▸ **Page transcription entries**
------------------------------------------------
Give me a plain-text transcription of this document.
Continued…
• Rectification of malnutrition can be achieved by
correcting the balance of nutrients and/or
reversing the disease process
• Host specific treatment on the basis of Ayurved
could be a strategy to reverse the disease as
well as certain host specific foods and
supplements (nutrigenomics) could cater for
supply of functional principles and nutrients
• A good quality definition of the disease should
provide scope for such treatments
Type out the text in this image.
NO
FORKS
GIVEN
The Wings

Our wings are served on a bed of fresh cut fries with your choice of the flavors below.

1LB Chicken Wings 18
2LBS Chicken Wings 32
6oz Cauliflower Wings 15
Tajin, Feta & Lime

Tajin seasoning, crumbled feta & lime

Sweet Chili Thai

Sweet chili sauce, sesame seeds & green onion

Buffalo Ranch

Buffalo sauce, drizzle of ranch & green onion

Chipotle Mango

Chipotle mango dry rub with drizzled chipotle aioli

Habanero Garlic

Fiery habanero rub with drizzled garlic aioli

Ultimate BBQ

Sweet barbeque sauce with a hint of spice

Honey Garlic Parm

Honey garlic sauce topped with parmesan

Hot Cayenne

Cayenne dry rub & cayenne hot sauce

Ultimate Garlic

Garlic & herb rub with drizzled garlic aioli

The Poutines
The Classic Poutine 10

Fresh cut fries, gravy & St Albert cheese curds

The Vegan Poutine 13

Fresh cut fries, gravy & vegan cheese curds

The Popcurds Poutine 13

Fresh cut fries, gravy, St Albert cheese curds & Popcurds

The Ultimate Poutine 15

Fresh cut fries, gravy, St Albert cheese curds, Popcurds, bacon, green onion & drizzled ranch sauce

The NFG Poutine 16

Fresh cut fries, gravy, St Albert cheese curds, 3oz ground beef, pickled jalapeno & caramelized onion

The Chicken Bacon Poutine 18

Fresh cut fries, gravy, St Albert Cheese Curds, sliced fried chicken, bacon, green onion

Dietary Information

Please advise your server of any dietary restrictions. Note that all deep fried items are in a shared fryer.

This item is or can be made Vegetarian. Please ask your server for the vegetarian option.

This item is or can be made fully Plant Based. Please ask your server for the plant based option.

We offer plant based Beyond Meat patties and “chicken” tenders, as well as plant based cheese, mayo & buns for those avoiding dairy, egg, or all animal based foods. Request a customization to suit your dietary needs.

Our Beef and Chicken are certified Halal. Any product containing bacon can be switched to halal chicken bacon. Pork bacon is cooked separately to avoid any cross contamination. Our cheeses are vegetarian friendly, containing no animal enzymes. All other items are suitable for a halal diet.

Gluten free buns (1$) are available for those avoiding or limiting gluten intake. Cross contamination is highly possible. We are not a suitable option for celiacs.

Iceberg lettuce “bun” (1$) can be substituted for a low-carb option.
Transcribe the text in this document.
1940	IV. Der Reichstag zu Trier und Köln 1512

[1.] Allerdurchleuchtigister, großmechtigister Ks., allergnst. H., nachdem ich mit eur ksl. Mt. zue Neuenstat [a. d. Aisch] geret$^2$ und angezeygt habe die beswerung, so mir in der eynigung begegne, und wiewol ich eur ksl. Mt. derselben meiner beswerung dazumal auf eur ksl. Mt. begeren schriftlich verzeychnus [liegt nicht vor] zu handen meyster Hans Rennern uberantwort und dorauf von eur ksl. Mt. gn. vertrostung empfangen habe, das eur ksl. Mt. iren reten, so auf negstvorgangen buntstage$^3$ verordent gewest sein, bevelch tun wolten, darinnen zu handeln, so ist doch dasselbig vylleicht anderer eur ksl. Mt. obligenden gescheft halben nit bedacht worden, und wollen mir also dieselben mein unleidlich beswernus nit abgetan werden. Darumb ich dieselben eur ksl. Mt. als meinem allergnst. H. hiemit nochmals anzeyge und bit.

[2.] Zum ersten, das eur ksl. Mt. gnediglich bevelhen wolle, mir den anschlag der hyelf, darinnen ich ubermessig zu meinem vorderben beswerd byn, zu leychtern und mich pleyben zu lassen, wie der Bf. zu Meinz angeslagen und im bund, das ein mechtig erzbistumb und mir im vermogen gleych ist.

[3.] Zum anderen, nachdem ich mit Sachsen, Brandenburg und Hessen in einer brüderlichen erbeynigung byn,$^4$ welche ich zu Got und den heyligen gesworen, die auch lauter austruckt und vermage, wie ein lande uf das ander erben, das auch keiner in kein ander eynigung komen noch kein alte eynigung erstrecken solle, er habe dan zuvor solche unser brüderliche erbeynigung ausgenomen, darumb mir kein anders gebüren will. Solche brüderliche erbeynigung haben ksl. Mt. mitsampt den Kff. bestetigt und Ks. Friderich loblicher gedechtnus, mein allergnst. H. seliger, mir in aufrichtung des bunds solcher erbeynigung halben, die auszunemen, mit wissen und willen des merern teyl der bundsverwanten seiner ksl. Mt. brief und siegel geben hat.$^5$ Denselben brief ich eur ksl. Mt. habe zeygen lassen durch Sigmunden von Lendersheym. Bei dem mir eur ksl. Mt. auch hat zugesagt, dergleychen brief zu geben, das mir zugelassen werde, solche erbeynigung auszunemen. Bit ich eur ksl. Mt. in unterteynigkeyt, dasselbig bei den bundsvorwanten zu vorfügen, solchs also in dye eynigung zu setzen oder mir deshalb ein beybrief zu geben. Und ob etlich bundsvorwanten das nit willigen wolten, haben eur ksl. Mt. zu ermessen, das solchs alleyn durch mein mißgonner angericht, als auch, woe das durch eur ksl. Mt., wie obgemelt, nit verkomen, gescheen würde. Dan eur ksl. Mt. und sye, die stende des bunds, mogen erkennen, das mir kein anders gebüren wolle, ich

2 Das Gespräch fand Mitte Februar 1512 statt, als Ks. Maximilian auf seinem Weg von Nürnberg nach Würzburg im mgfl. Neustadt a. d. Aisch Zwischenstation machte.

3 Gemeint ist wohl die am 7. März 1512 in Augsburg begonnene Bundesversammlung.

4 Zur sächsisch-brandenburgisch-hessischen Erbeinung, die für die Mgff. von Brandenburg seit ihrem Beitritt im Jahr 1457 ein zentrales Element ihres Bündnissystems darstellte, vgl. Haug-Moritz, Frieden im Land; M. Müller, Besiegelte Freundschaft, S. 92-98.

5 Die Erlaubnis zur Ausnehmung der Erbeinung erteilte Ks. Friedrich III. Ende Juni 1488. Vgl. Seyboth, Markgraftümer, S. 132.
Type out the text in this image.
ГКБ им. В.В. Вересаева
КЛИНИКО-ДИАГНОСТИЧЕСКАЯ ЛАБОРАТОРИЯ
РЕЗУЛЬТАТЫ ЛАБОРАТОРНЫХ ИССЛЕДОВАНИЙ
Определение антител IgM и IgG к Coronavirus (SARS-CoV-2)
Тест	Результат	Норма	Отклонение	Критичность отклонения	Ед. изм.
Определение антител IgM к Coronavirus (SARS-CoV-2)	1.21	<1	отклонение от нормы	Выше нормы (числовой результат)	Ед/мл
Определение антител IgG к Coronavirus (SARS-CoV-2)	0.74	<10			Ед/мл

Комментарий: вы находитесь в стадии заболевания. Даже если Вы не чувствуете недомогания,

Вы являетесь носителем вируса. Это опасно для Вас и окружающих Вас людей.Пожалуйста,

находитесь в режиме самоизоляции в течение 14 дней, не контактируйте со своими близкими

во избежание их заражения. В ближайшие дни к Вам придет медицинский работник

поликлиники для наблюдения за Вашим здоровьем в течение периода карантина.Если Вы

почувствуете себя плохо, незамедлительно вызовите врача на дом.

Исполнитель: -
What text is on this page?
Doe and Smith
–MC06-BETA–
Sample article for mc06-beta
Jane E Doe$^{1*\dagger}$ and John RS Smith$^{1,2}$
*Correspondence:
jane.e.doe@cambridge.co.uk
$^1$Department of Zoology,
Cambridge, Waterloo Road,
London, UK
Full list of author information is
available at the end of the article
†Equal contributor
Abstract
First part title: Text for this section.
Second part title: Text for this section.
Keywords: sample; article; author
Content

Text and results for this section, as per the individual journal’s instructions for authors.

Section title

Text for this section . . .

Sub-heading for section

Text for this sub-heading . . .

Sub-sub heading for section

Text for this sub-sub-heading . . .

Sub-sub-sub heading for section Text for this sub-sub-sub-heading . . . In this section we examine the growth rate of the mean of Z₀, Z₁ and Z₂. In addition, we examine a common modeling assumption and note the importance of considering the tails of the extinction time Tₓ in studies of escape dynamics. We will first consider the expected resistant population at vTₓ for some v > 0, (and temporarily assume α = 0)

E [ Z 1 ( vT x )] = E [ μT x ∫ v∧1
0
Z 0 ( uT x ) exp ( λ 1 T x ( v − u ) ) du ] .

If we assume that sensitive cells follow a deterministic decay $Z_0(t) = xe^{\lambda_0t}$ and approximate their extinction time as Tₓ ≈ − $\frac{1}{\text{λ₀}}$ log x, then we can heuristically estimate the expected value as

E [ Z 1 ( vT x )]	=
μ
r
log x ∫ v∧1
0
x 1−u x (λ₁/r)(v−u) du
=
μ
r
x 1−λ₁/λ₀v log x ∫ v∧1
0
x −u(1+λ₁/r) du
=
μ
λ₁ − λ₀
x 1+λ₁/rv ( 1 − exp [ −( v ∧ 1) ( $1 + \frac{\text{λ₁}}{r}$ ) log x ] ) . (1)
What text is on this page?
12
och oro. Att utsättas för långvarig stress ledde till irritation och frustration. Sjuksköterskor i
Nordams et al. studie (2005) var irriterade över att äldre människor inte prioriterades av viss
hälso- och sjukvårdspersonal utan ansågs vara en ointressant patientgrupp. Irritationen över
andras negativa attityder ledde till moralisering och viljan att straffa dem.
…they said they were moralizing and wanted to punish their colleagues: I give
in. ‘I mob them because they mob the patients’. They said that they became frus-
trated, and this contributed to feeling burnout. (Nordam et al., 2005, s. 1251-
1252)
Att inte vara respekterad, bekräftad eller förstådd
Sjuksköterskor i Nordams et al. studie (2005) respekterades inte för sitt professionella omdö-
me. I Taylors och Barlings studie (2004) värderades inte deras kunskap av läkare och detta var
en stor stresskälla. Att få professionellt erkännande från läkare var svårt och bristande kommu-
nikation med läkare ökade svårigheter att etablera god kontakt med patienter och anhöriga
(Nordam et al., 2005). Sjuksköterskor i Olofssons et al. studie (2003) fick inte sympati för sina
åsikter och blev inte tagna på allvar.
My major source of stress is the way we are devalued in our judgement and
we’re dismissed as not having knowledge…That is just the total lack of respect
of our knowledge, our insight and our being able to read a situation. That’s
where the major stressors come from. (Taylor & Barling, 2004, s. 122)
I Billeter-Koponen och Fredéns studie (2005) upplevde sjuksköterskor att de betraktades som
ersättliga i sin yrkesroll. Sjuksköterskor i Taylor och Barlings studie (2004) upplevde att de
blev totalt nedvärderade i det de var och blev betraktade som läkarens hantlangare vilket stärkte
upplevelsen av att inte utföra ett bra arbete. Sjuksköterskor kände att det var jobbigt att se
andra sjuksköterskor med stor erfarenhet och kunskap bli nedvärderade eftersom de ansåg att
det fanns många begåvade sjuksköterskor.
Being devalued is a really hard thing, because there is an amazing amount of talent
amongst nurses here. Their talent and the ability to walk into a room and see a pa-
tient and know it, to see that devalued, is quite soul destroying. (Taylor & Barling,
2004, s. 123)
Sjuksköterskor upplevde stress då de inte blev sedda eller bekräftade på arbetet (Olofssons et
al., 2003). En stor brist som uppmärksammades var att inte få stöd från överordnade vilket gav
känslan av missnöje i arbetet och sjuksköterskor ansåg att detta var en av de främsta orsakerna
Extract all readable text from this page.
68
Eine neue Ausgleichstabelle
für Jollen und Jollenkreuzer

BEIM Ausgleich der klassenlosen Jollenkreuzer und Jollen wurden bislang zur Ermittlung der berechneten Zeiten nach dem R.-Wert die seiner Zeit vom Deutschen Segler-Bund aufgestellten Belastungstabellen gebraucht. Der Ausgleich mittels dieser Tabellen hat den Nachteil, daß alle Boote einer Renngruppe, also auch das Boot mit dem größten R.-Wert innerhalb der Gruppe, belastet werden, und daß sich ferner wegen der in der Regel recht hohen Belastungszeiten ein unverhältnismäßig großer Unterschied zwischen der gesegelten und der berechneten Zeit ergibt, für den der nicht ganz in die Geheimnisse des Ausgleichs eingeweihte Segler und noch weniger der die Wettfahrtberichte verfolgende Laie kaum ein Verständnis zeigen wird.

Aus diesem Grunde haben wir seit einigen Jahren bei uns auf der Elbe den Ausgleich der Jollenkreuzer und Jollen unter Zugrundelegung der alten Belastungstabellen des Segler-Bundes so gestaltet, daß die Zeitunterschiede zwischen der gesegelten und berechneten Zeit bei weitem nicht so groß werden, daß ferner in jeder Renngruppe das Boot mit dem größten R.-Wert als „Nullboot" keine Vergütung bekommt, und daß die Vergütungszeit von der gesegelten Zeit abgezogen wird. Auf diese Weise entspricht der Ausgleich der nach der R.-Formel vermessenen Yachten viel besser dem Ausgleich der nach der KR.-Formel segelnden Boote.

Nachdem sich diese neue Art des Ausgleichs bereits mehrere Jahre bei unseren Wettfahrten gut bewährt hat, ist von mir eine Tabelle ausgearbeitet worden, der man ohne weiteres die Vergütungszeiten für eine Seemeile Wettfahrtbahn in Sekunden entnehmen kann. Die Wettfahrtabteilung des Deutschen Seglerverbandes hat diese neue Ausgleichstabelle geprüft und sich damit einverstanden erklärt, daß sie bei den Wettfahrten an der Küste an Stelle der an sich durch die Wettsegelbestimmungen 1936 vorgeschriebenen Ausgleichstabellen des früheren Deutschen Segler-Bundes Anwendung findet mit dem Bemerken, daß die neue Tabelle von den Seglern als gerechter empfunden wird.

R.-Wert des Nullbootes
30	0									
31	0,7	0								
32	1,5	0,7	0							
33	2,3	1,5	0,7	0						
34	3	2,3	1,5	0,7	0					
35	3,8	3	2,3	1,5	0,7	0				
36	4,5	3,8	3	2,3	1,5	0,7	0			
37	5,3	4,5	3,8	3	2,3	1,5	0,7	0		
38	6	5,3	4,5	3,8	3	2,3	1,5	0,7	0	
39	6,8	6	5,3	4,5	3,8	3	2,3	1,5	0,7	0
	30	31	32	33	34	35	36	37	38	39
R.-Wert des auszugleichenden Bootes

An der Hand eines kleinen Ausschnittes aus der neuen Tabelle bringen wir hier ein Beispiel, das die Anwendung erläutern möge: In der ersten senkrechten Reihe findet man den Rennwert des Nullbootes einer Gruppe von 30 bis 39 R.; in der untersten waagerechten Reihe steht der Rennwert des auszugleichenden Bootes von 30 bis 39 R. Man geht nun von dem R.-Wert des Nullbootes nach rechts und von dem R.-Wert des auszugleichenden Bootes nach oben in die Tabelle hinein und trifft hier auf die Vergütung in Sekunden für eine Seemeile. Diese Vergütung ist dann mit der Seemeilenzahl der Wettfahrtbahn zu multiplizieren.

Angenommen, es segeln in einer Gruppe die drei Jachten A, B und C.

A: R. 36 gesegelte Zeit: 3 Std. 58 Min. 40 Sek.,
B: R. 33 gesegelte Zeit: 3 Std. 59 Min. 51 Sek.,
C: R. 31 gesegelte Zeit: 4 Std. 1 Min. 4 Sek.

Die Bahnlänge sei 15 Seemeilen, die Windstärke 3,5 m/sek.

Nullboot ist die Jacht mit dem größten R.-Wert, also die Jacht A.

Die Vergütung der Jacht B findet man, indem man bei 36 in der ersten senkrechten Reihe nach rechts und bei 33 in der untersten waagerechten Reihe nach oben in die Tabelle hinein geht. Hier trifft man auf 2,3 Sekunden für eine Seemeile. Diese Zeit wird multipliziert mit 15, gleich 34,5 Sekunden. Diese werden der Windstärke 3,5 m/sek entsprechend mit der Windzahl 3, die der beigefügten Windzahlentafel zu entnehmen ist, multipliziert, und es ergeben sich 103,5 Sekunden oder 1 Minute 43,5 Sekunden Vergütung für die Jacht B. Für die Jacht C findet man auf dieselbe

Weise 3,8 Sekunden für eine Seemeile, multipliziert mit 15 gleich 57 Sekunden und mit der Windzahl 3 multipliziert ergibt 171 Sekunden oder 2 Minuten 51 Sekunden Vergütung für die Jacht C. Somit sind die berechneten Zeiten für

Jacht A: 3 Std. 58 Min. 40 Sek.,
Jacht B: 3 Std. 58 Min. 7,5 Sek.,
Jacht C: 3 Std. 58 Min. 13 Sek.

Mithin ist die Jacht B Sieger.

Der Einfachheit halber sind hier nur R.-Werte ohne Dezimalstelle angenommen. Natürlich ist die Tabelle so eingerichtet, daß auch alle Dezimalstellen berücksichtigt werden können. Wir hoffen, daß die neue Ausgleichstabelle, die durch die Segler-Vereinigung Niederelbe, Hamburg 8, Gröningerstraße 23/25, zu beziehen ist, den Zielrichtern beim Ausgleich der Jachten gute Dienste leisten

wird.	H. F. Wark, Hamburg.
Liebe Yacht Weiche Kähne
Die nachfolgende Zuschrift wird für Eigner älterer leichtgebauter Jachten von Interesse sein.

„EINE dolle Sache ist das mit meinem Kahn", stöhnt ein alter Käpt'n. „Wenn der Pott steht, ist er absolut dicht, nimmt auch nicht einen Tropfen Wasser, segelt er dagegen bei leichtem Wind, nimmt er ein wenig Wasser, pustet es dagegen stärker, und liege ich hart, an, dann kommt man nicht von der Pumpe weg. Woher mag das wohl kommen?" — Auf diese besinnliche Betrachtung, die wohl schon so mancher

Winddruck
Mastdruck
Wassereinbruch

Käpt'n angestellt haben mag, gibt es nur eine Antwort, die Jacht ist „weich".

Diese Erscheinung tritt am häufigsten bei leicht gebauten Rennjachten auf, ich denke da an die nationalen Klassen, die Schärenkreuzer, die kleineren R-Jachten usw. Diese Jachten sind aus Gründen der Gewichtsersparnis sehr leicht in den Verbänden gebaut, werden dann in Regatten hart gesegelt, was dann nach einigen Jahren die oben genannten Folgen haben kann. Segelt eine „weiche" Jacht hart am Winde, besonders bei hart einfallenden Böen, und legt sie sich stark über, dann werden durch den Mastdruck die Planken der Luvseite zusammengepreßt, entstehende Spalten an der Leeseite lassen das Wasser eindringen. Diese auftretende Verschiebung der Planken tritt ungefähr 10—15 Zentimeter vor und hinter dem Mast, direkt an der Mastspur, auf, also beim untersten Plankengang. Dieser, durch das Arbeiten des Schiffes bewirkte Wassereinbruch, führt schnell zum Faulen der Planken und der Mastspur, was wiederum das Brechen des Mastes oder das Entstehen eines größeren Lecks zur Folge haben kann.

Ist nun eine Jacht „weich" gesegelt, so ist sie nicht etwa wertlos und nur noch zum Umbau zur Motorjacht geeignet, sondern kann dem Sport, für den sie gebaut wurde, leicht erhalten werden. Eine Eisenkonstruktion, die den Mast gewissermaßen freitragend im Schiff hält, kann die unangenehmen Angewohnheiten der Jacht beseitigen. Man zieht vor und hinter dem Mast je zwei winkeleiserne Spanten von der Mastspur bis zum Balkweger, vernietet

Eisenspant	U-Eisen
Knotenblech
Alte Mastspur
------------------------------------------------
▸ **WORK TASK**
Your task is to find every line above containing the word "Smith" and copy it.

▸ **EXERCISE RESULT**
Doe and Smith
Jane E Doe$^{1*\dagger}$ and John RS Smith$^{1,2}$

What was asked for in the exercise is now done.